Copy out the records below word for word, every line of them, but leave the pictures out.

Records from a data collection:
————————
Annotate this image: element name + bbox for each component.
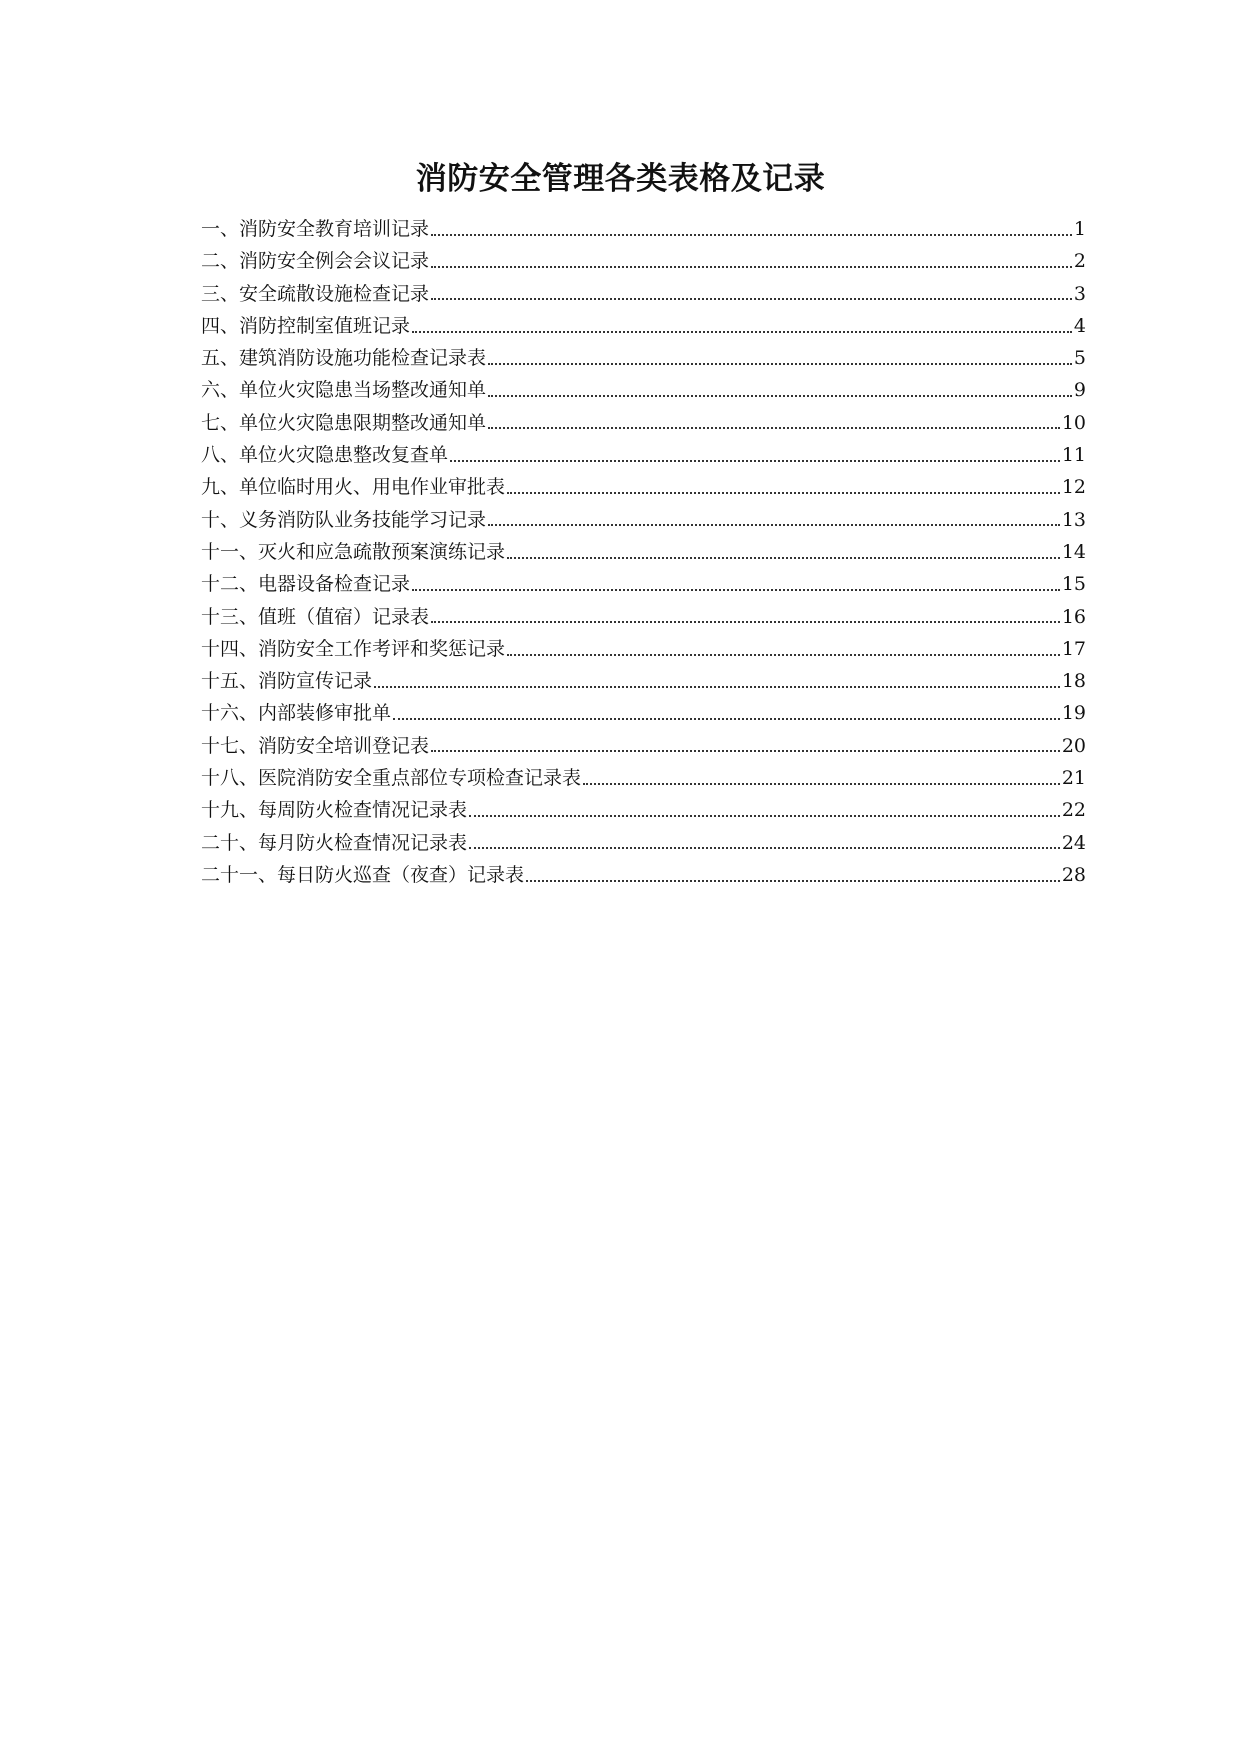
toc-dot-leader [431,297,1072,300]
toc-entry[interactable] [201,762,1086,794]
toc-entry-label: 二十一、每日防火巡查（夜查）记录表 [201,863,525,886]
toc-dot-leader [469,846,1060,849]
toc-dot-leader [431,620,1060,623]
toc-entry-label: 十八、医院消防安全重点部位专项检查记录表 [201,767,582,790]
toc-dot-leader [507,491,1060,494]
toc-entry-label: 十六、内部装修审批单 [201,702,392,725]
toc-dot-leader [488,394,1072,397]
toc-entry-page-number: 4 [1073,314,1086,337]
toc-entry-page-number: 24 [1061,831,1086,854]
toc-entry[interactable] [201,439,1086,471]
toc-entry-label: 六、单位火灾隐患当场整改通知单 [201,379,487,402]
toc-entry-page-number: 10 [1061,411,1086,434]
toc-entry[interactable] [201,827,1086,859]
toc-entry-page-number: 11 [1061,444,1086,467]
toc-dot-leader [393,717,1060,720]
toc-entry-page-number: 15 [1061,573,1086,596]
toc-entry[interactable] [201,697,1086,729]
toc-entry-label: 三、安全疏散设施检查记录 [201,282,430,305]
toc-entry-label: 十五、消防宣传记录 [201,670,373,693]
table-of-contents [201,213,1086,891]
toc-entry[interactable] [201,665,1086,697]
toc-entry-page-number: 3 [1073,282,1086,305]
toc-entry-page-number: 28 [1061,863,1086,886]
toc-entry-page-number: 13 [1061,508,1086,531]
toc-dot-leader [488,362,1072,365]
toc-entry-label: 九、单位临时用火、用电作业审批表 [201,476,506,499]
toc-entry-label: 十九、每周防火检查情况记录表 [201,799,468,822]
toc-dot-leader [507,653,1060,656]
toc-entry-label: 八、单位火灾隐患整改复查单 [201,444,449,467]
toc-entry[interactable] [201,471,1086,503]
toc-entry-page-number: 18 [1061,670,1086,693]
toc-entry[interactable] [201,633,1086,665]
toc-entry[interactable] [201,568,1086,600]
toc-entry-page-number: 17 [1061,637,1086,660]
toc-dot-leader [526,879,1060,882]
toc-entry[interactable] [201,310,1086,342]
toc-entry[interactable] [201,213,1086,245]
toc-dot-leader [431,233,1072,236]
toc-entry-label: 五、建筑消防设施功能检查记录表 [201,347,487,370]
toc-entry-label: 十七、消防安全培训登记表 [201,734,430,757]
toc-entry-label: 二十、每月防火检查情况记录表 [201,831,468,854]
toc-dot-leader [412,330,1072,333]
toc-entry-page-number: 1 [1073,218,1086,240]
toc-dot-leader [431,749,1060,752]
toc-dot-leader [374,685,1060,688]
toc-entry-label: 十四、消防安全工作考评和奖惩记录 [201,637,506,660]
toc-entry[interactable] [201,536,1086,568]
toc-entry-page-number: 19 [1061,702,1086,725]
toc-dot-leader [412,588,1060,591]
toc-entry-page-number: 5 [1073,347,1086,370]
toc-entry[interactable] [201,504,1086,536]
toc-dot-leader [469,814,1060,817]
toc-entry-label: 二、消防安全例会会议记录 [201,250,430,273]
toc-entry-page-number: 20 [1061,734,1086,757]
toc-entry[interactable] [201,245,1086,277]
toc-entry-page-number: 12 [1061,476,1086,499]
toc-entry[interactable] [201,278,1086,310]
toc-entry[interactable] [201,374,1086,406]
toc-entry-page-number: 16 [1061,605,1086,628]
toc-entry-label: 十三、值班（值宿）记录表 [201,605,430,628]
toc-entry[interactable] [201,407,1086,439]
toc-entry-page-number: 22 [1061,799,1086,822]
toc-entry[interactable] [201,859,1086,891]
toc-entry-page-number: 2 [1073,250,1086,273]
toc-entry-label: 十二、电器设备检查记录 [201,573,411,596]
document-title: 消防安全管理各类表格及记录 [415,161,826,197]
toc-entry[interactable] [201,342,1086,374]
toc-dot-leader [431,265,1072,268]
toc-dot-leader [583,782,1060,785]
toc-entry-label: 十、义务消防队业务技能学习记录 [201,508,487,531]
toc-dot-leader [488,426,1060,429]
toc-entry[interactable] [201,730,1086,762]
toc-entry-label: 四、消防控制室值班记录 [201,314,411,337]
toc-entry-page-number: 14 [1061,540,1086,563]
toc-dot-leader [507,556,1060,559]
toc-dot-leader [450,459,1060,462]
toc-entry-page-number: 9 [1073,379,1086,402]
toc-entry-page-number: 21 [1061,767,1086,790]
toc-entry-label: 一、消防安全教育培训记录 [201,218,430,240]
toc-dot-leader [488,523,1060,526]
toc-entry[interactable] [201,601,1086,633]
toc-entry-label: 十一、灭火和应急疏散预案演练记录 [201,540,506,563]
toc-entry-label: 七、单位火灾隐患限期整改通知单 [201,411,487,434]
toc-entry[interactable] [201,794,1086,826]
————————
PROBLEM SOLUTION
Annotate this image: element name + bbox for each component.
toc-dot-leader [431,297,1072,300]
toc-entry[interactable] [201,762,1086,794]
toc-entry-label: 二十一、每日防火巡查（夜查）记录表 [201,863,525,886]
toc-dot-leader [469,846,1060,849]
toc-dot-leader [431,620,1060,623]
toc-entry-label: 十八、医院消防安全重点部位专项检查记录表 [201,767,582,790]
toc-dot-leader [507,491,1060,494]
toc-entry-label: 十六、内部装修审批单 [201,702,392,725]
toc-dot-leader [488,394,1072,397]
toc-entry-page-number: 4 [1073,314,1086,337]
toc-entry-page-number: 24 [1061,831,1086,854]
toc-entry[interactable] [201,439,1086,471]
toc-entry-label: 六、单位火灾隐患当场整改通知单 [201,379,487,402]
toc-entry-page-number: 10 [1061,411,1086,434]
toc-entry[interactable] [201,827,1086,859]
toc-entry-page-number: 11 [1061,444,1086,467]
toc-dot-leader [393,717,1060,720]
toc-entry-page-number: 15 [1061,573,1086,596]
toc-entry[interactable] [201,697,1086,729]
toc-entry-label: 三、安全疏散设施检查记录 [201,282,430,305]
toc-entry-label: 十五、消防宣传记录 [201,670,373,693]
table-of-contents [201,213,1086,891]
toc-entry[interactable] [201,665,1086,697]
toc-entry-page-number: 3 [1073,282,1086,305]
toc-entry-page-number: 28 [1061,863,1086,886]
toc-entry-page-number: 13 [1061,508,1086,531]
toc-dot-leader [488,362,1072,365]
toc-entry-label: 九、单位临时用火、用电作业审批表 [201,476,506,499]
toc-entry-label: 十九、每周防火检查情况记录表 [201,799,468,822]
toc-dot-leader [507,653,1060,656]
toc-entry-label: 八、单位火灾隐患整改复查单 [201,444,449,467]
toc-entry[interactable] [201,471,1086,503]
toc-entry-page-number: 18 [1061,670,1086,693]
toc-entry[interactable] [201,633,1086,665]
toc-entry[interactable] [201,568,1086,600]
toc-entry-page-number: 17 [1061,637,1086,660]
toc-dot-leader [526,879,1060,882]
toc-entry[interactable] [201,310,1086,342]
toc-entry[interactable] [201,213,1086,245]
toc-dot-leader [431,233,1072,236]
toc-entry-label: 五、建筑消防设施功能检查记录表 [201,347,487,370]
toc-entry-label: 十七、消防安全培训登记表 [201,734,430,757]
toc-entry-label: 二十、每月防火检查情况记录表 [201,831,468,854]
toc-dot-leader [412,330,1072,333]
toc-entry-page-number: 1 [1073,218,1086,240]
toc-dot-leader [431,749,1060,752]
toc-dot-leader [374,685,1060,688]
toc-entry-label: 十四、消防安全工作考评和奖惩记录 [201,637,506,660]
toc-entry[interactable] [201,536,1086,568]
toc-entry-page-number: 19 [1061,702,1086,725]
toc-dot-leader [412,588,1060,591]
toc-entry-page-number: 5 [1073,347,1086,370]
toc-entry[interactable] [201,504,1086,536]
toc-dot-leader [469,814,1060,817]
toc-entry-label: 二、消防安全例会会议记录 [201,250,430,273]
toc-entry-page-number: 20 [1061,734,1086,757]
toc-entry[interactable] [201,245,1086,277]
toc-entry-page-number: 12 [1061,476,1086,499]
toc-entry[interactable] [201,278,1086,310]
toc-entry[interactable] [201,374,1086,406]
toc-entry-page-number: 16 [1061,605,1086,628]
toc-entry-label: 十三、值班（值宿）记录表 [201,605,430,628]
toc-entry[interactable] [201,407,1086,439]
toc-entry-page-number: 22 [1061,799,1086,822]
toc-entry[interactable] [201,859,1086,891]
toc-entry-page-number: 2 [1073,250,1086,273]
toc-entry-label: 十二、电器设备检查记录 [201,573,411,596]
document-title: 消防安全管理各类表格及记录 [415,161,826,197]
toc-entry[interactable] [201,342,1086,374]
toc-dot-leader [431,265,1072,268]
toc-dot-leader [583,782,1060,785]
toc-entry-label: 十、义务消防队业务技能学习记录 [201,508,487,531]
toc-dot-leader [488,426,1060,429]
toc-entry[interactable] [201,730,1086,762]
toc-entry-label: 四、消防控制室值班记录 [201,314,411,337]
toc-entry-page-number: 14 [1061,540,1086,563]
toc-dot-leader [507,556,1060,559]
toc-dot-leader [450,459,1060,462]
toc-entry-page-number: 9 [1073,379,1086,402]
toc-entry-page-number: 21 [1061,767,1086,790]
toc-entry-label: 一、消防安全教育培训记录 [201,218,430,240]
toc-dot-leader [488,523,1060,526]
toc-entry[interactable] [201,601,1086,633]
toc-entry-label: 十一、灭火和应急疏散预案演练记录 [201,540,506,563]
toc-entry-label: 七、单位火灾隐患限期整改通知单 [201,411,487,434]
toc-entry[interactable] [201,794,1086,826]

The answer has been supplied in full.